TASK LIST:
[A] Answer these from the excerpt on NDAA detention:
(i) The Senate-approved measure voids parts of the NDAA from which year?
(ii) What does the White House say it plans to do?
(iii) What does the abbreviation NDAA stand for?
[B] Carry on the article about the NDAA detention dispute, starting after its last sentence.

EXCERPTED PASSAGE:
────────────────────────────────────────

NDAA: Prison Without Proof

proofA reprise of last year’s war in Washington over whether or not Americans can be indefinitely detained without trial is occurring already. The Senate has approved a measure that voids parts of the 2012 NDAA, but the White House says they plan to veto.

Just hours before lawmakers in the US Senate overwhelming voted in favor of an amendment that will challenge controversial provisions in the National Defense Authorization Act, or NDAA, the Obama administration cited seemingly unrelated sections of the annual Pentagon spending bill as the reasoning behind a planned veto.

────────────────────────────────────────

Dataset entries

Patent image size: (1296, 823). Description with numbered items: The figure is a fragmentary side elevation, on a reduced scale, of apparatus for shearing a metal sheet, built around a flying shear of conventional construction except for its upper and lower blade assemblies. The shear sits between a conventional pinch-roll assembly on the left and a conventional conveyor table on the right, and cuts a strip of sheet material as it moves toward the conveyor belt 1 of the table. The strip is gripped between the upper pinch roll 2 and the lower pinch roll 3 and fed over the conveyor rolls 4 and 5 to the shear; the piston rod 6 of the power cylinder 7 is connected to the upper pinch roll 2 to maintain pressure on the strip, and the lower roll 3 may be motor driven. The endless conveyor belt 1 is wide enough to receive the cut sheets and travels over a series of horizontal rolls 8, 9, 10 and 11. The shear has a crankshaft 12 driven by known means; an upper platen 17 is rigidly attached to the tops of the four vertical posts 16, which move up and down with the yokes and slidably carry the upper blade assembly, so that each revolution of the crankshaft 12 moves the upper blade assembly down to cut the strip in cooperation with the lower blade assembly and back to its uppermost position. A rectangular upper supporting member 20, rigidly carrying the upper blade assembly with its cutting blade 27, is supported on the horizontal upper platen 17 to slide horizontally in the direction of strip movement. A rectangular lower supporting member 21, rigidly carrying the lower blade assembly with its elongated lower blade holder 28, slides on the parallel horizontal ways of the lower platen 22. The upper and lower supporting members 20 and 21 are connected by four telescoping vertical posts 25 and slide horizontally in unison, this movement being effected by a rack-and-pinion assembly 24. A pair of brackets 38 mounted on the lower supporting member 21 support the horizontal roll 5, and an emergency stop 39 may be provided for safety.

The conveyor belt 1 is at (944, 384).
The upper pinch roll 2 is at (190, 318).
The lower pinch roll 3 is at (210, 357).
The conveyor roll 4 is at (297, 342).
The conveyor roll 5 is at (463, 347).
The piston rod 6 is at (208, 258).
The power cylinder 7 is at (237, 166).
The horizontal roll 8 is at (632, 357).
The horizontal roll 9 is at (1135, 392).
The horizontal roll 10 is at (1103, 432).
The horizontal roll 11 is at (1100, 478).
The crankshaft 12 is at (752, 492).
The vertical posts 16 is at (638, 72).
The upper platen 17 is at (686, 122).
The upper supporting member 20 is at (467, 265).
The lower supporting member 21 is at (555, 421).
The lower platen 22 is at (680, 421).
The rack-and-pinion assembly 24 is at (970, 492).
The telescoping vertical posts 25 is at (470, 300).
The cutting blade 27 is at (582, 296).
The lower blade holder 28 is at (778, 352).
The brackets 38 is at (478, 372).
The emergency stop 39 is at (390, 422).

────────────────────────────────────────

WRITTEN RESPONSES:
[A]
(i) 2012
(ii) Veto the measure
(iii) National Defense Authorization Act

[B]
Last year, staffers working directly under Pres. Barack Obama said they’d recommend the commander-in-chief reject the 2012 NDAA because of certain provisions that provided the Executive Branch the power to indefinitely hold any US citizen in military prison for mere suspicious of ties to terrorism. Despite his office’s assurance that the NDAA would not be authorized as written, Pres. Obama signed his name to the bill on December 31, 2011, all the while acknowledging that he had reservations about the sections that stripped away habeas corpus from US citizens. Even still, the White House has been adamantly fighting in federal appeals court for the right to continue having the ability, despite a district judge having already called that part of the act unconstitutional.

Now as next year’s bill is being scrutinized in Congress, lawmakers in the Senate this Thursday agreed to pass by a vote of 67 to 29 a measure sponsored by Sen. Dianne Feinstein (D-California) that applied civil liberty protections to US persons who could be detained under the current NDAA.

“An authorization to use military force, a declaration of war or any similar authority shall not authorize the detention without charge or trial of a citizen or lawful permanent resident of the United States apprehended in the United States, unless an Act of Congress expressly authorizes such detention,” the senator’s amendment reads.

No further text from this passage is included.